** BEGIN **
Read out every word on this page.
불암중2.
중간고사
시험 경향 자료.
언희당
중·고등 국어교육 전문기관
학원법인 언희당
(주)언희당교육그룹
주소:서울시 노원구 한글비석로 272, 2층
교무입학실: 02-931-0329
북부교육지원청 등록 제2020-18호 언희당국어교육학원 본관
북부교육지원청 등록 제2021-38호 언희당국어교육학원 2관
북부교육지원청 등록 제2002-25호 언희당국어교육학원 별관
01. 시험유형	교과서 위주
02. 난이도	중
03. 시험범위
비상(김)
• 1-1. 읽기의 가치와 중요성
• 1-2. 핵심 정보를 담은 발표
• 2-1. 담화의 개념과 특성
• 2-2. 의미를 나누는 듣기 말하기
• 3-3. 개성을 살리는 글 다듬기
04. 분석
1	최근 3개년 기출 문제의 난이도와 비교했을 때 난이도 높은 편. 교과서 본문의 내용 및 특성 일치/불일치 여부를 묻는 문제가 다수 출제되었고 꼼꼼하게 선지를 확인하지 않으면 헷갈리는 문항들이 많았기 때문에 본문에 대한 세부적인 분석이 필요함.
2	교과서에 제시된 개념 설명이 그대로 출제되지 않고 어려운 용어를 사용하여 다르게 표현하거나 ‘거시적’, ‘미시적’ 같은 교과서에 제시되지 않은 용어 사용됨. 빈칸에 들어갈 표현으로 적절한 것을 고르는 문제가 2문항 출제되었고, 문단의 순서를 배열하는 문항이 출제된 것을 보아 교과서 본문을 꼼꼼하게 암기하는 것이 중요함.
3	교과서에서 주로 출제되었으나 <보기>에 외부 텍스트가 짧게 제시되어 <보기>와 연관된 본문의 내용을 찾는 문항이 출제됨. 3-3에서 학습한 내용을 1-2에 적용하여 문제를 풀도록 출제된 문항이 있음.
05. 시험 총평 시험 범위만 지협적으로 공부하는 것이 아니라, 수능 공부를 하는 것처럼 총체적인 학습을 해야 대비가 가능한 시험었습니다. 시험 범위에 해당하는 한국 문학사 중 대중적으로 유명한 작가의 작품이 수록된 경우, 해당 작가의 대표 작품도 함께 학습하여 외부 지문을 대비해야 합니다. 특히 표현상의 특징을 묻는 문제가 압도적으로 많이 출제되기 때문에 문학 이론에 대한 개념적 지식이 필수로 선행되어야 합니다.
** END **
Reproduce each line of the material above precisely.

## Answer for the task
Read out every word on this page.
불암중2.
중간고사
시험 경향 자료.
언희당
중·고등 국어교육 전문기관
학원법인 언희당
(주)언희당교육그룹
주소:서울시 노원구 한글비석로 272, 2층
교무입학실: 02-931-0329
북부교육지원청 등록 제2020-18호 언희당국어교육학원 본관
북부교육지원청 등록 제2021-38호 언희당국어교육학원 2관
북부교육지원청 등록 제2002-25호 언희당국어교육학원 별관
01. 시험유형	교과서 위주
02. 난이도	중
03. 시험범위
비상(김)
• 1-1. 읽기의 가치와 중요성
• 1-2. 핵심 정보를 담은 발표
• 2-1. 담화의 개념과 특성
• 2-2. 의미를 나누는 듣기 말하기
• 3-3. 개성을 살리는 글 다듬기
04. 분석
1	최근 3개년 기출 문제의 난이도와 비교했을 때 난이도 높은 편. 교과서 본문의 내용 및 특성 일치/불일치 여부를 묻는 문제가 다수 출제되었고 꼼꼼하게 선지를 확인하지 않으면 헷갈리는 문항들이 많았기 때문에 본문에 대한 세부적인 분석이 필요함.
2	교과서에 제시된 개념 설명이 그대로 출제되지 않고 어려운 용어를 사용하여 다르게 표현하거나 ‘거시적’, ‘미시적’ 같은 교과서에 제시되지 않은 용어 사용됨. 빈칸에 들어갈 표현으로 적절한 것을 고르는 문제가 2문항 출제되었고, 문단의 순서를 배열하는 문항이 출제된 것을 보아 교과서 본문을 꼼꼼하게 암기하는 것이 중요함.
3	교과서에서 주로 출제되었으나 <보기>에 외부 텍스트가 짧게 제시되어 <보기>와 연관된 본문의 내용을 찾는 문항이 출제됨. 3-3에서 학습한 내용을 1-2에 적용하여 문제를 풀도록 출제된 문항이 있음.
05. 시험 총평 시험 범위만 지협적으로 공부하는 것이 아니라, 수능 공부를 하는 것처럼 총체적인 학습을 해야 대비가 가능한 시험었습니다. 시험 범위에 해당하는 한국 문학사 중 대중적으로 유명한 작가의 작품이 수록된 경우, 해당 작가의 대표 작품도 함께 학습하여 외부 지문을 대비해야 합니다. 특히 표현상의 특징을 묻는 문제가 압도적으로 많이 출제되기 때문에 문학 이론에 대한 개념적 지식이 필수로 선행되어야 합니다.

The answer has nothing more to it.